## Requisitos da tarefa:
Conforme o trecho da fonte, qual faixa encerra o álbum?

## Trecho da fonte:
- - - - - - -

O encerramento com “Ageless Harp of Devilry” é tudo o que se poderia esperar de um “grand finale”. Aqui, a banda recorre a todos os elementos construídos ao longo do disco – riffs dissonantes, passagens melódicas, vocalizações proféticas e uma produção que transforma cada detalhe em um golpe emocional. A letra fala de poder eterno, de uma harpa que embala a dança dos tempos em ciclos de destruição e renascimento. O instrumental é denso, com guitarras que se entrelaçam em uma espiral descendente, enquanto o vocal soa como um cântico de despedida. Uma faixa épica, sombria e repleta de camadas simbólicas, que finaliza o álbum de forma absolutamente coerente.
VEREDITO
“Bellum Regiis” é, sem dúvida, um dos álbuns mais ambiciosos da HATE. Ele marca um ponto de equilíbrio entre a brutalidade que sempre definiu a banda e uma sofisticação composicional que vem sendo desenvolvida desde álbuns como “Solarflesh” (2013) e “Auric Gates of Veles” (2019).

- - - - - - -

## Registros armazenados:

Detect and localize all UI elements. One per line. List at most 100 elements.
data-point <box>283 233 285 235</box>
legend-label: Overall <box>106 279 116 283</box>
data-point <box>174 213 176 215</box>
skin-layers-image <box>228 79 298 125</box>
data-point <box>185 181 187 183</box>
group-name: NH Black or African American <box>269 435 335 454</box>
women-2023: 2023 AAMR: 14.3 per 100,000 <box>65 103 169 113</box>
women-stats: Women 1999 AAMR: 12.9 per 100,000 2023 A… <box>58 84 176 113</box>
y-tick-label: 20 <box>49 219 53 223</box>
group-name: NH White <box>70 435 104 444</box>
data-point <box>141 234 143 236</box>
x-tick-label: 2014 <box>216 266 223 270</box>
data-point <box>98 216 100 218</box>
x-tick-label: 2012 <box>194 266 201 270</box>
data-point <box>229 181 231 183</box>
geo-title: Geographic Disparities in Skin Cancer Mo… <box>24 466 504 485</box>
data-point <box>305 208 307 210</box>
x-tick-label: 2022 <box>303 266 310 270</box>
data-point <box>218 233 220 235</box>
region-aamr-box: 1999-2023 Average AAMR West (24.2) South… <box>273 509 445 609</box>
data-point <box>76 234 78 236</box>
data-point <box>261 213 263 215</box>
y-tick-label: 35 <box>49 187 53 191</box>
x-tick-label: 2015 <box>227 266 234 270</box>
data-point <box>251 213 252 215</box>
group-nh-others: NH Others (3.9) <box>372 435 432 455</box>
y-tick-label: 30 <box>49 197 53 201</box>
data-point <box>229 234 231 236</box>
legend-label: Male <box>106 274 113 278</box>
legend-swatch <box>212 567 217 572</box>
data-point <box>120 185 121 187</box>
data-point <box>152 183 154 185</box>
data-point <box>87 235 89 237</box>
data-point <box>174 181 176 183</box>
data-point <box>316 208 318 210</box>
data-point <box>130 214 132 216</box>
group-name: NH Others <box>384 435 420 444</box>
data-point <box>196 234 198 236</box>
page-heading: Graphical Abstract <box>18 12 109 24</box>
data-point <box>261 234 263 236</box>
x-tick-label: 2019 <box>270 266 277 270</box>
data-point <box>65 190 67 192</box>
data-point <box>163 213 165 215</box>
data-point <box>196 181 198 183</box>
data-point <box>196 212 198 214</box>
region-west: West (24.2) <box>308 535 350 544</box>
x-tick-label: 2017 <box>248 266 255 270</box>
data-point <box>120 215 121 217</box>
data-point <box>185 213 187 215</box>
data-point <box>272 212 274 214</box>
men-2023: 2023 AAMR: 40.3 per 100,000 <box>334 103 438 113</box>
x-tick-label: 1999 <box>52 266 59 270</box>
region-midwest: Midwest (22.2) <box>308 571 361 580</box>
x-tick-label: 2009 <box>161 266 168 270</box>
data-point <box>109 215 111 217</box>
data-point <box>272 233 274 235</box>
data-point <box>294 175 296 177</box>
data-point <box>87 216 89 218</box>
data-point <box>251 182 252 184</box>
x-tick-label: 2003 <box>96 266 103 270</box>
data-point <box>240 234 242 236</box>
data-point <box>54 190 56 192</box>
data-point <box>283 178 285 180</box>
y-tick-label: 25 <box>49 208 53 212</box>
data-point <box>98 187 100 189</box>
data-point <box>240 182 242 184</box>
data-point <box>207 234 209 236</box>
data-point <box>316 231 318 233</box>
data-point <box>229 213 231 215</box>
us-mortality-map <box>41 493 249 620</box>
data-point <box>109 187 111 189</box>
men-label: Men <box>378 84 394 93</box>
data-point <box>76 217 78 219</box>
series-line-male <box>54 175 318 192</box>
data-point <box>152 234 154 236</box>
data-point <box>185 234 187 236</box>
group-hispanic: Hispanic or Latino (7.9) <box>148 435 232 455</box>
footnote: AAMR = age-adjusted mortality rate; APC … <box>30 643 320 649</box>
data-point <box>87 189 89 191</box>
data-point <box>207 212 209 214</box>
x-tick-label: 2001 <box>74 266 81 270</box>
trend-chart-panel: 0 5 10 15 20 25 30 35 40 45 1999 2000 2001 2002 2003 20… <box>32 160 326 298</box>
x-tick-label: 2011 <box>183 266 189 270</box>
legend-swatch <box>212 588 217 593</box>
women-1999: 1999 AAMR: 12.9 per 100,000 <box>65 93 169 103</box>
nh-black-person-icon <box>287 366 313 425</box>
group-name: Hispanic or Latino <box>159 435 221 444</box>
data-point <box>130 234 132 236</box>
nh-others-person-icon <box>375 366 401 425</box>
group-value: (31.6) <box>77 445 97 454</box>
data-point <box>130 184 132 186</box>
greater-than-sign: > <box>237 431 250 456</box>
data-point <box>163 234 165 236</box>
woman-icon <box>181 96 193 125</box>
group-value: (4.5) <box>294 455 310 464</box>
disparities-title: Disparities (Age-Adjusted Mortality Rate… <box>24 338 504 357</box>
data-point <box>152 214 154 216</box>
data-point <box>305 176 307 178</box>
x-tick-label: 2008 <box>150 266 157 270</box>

- - - - - - -

## Resposta:
A faixa “Ageless Harp of Devilry”.